Source document:
-- Opening Marker --

Casares, Oscar. Amigoland. New York: Little, Brown and Company, 2009.
Reason read: November 1st is Day of the Dead in Mexico.
Welcome to the elderly world of brothers Don Fidencio and Don Celestino. Sustaining through years of stubborn memory are so long ago fabled events that the brothers cannot come to an agreement of truth. At the center of their debate is the brothers’ grandfather and a terrific century-old tale of kidnapping, murder, scalping, a ranch called El Rancho Capote, and a bear in a circus. The story is so fantastic, and each memory is so faulty, it has taken on a life of its own. So much so that Don Celestino’s much younger paramour (and housekeeper), Soccoro, convinces the brothers to take a trip to Mexico to settle the debate once and for all. Soccoro and Don Celestino spirit Don Fidencio away from his nursing home without medications, identification, or money. The both heartwarming and heartbreaking problem is time is running out for both cantankerous men (Don Fidencio is over ninety). The moral of Amigoland is when you tell a story long enough it becomes fact, even if your memory is faulty.
As an aside, I would not know anything about the game of Bunco (mentioned in Amigoland if it weren’t for a friend of mine. She plays Bunco with a group of women once a month.
Author fact: Casares is a graduate of the Iowa Writer’s Workshop
Book trivia: Amigoland is Casares’ first novel.
Playlist: Narcisco Martinez
Nancy said: Pearl called Amigoland “warm and funny.”
BookLust Twist: from Book Lust To Go in the chapter called “Postcards from Mexico” (p 183). As an aside, Pearl could have included Amigoland in More Book Lust in the chapter called “Maiden Voyages.”

-- Closing Marker --

Record set:
-- Opening Marker --

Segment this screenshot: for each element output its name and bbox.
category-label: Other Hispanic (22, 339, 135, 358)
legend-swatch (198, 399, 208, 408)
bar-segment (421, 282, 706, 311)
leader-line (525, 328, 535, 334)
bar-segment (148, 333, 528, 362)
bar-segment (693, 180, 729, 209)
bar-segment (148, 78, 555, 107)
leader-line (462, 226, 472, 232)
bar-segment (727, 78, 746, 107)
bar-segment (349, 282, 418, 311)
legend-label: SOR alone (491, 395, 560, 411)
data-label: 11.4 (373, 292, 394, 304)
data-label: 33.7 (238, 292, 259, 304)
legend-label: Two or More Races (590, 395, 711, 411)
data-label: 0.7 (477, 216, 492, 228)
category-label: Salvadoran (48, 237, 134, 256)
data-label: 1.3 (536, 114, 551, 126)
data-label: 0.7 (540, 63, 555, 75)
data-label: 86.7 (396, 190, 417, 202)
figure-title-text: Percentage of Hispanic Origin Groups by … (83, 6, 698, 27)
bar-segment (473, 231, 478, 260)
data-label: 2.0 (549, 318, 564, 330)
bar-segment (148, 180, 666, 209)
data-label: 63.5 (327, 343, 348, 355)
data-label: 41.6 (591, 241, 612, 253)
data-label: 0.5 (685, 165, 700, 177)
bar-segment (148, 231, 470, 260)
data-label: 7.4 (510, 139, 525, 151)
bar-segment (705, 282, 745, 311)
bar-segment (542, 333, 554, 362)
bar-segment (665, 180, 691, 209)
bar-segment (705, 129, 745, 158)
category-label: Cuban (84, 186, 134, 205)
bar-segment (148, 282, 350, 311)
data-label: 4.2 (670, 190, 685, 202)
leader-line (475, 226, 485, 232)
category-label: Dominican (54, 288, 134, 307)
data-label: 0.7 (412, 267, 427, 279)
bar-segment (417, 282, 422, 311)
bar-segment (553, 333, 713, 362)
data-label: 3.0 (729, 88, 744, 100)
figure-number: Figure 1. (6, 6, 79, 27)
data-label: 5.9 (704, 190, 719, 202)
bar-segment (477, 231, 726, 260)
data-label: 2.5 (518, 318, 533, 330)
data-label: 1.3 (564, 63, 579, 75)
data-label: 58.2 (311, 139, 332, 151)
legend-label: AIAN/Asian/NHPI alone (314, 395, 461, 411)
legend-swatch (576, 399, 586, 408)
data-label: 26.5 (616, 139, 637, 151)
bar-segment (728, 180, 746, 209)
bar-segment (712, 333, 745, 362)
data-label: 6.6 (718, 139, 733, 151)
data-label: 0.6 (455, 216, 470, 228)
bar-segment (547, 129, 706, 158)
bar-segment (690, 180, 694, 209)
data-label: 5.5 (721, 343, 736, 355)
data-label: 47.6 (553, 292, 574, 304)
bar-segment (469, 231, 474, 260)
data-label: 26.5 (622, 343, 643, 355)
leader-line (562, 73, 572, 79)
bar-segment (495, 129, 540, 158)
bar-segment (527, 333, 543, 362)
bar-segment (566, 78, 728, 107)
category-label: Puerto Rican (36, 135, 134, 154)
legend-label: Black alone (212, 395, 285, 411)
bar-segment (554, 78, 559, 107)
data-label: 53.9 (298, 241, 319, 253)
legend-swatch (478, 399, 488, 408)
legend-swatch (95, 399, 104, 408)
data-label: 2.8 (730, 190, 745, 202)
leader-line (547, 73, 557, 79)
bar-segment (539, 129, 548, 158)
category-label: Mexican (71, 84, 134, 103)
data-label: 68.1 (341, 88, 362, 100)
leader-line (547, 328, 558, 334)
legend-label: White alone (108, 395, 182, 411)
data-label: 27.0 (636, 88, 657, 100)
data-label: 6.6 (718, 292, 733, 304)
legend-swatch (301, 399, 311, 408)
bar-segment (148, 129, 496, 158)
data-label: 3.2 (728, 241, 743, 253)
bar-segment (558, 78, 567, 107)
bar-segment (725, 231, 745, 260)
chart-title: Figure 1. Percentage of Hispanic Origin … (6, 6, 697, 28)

-- Closing Marker --

Questions:
1) Sum up the Amigoland book note in two sentences.
2) Based on the Amigoland book note, is each statement true? (a) Don Fidencio lives in a nursing home. (b) Amigoland is Casares' second novel. (c) The writer's friend plays Bunco once a week. Answer yes or no for each, and quote the words from the note that decide it.

Answers to the tasks:
1) Amigoland, Oscar Casares' first novel, follows the elderly brothers Don Fidencio and Don Celestino, who cannot agree on the truth of a century-old tale about their grandfather involving kidnapping, murder, scalping, a ranch called El Rancho Capote and a bear in a circus. Don Celestino's much younger paramour and housekeeper, Soccoro, convinces them to travel to Mexico to settle the debate, and the note says the book's moral is that a story told long enough becomes fact, even if memory is faulty.

2)
(a) Yes: "Soccoro and Don Celestino spirit Don Fidencio away from his nursing home without medications, identification, or money."
(b) No: "Amigoland is Casares’ first novel."
(c) No: "She plays Bunco with a group of women once a month."